▶ [GOAL]: Omit every image, and transcribe the remaining entries exactly as given.

>> start RECORDS SUPPLIED

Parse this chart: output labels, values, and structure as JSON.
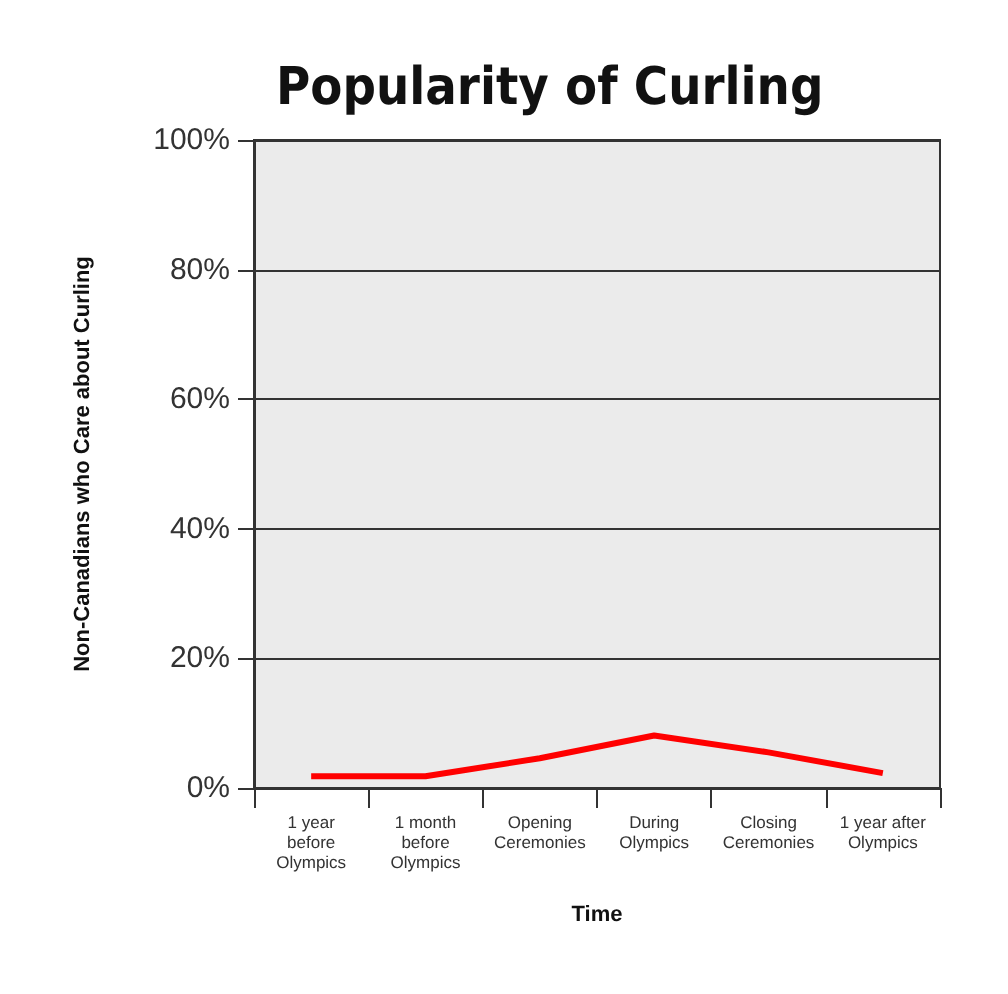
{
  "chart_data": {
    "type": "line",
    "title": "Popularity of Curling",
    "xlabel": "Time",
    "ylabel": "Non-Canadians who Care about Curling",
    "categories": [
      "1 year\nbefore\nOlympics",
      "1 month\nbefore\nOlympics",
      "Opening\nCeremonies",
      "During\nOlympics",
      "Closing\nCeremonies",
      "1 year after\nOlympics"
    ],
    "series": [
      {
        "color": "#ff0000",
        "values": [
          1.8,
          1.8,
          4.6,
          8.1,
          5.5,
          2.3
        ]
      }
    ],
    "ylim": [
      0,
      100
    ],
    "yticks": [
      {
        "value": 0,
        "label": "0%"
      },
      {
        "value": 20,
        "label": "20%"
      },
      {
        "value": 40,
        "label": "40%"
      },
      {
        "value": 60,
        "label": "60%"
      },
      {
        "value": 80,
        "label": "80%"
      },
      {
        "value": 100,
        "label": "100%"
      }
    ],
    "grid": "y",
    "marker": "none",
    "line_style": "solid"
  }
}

>> end RECORDS SUPPLIED

▶ [CORRECT RESULT]:
Parse this chart: output labels, values, and structure as JSON.
{
  "chart_data": {
    "type": "line",
    "title": "Popularity of Curling",
    "xlabel": "Time",
    "ylabel": "Non-Canadians who Care about Curling",
    "categories": [
      "1 year\nbefore\nOlympics",
      "1 month\nbefore\nOlympics",
      "Opening\nCeremonies",
      "During\nOlympics",
      "Closing\nCeremonies",
      "1 year after\nOlympics"
    ],
    "series": [
      {
        "color": "#ff0000",
        "values": [
          1.8,
          1.8,
          4.6,
          8.1,
          5.5,
          2.3
        ]
      }
    ],
    "ylim": [
      0,
      100
    ],
    "yticks": [
      {
        "value": 0,
        "label": "0%"
      },
      {
        "value": 20,
        "label": "20%"
      },
      {
        "value": 40,
        "label": "40%"
      },
      {
        "value": 60,
        "label": "60%"
      },
      {
        "value": 80,
        "label": "80%"
      },
      {
        "value": 100,
        "label": "100%"
      }
    ],
    "grid": "y",
    "marker": "none",
    "line_style": "solid"
  }
}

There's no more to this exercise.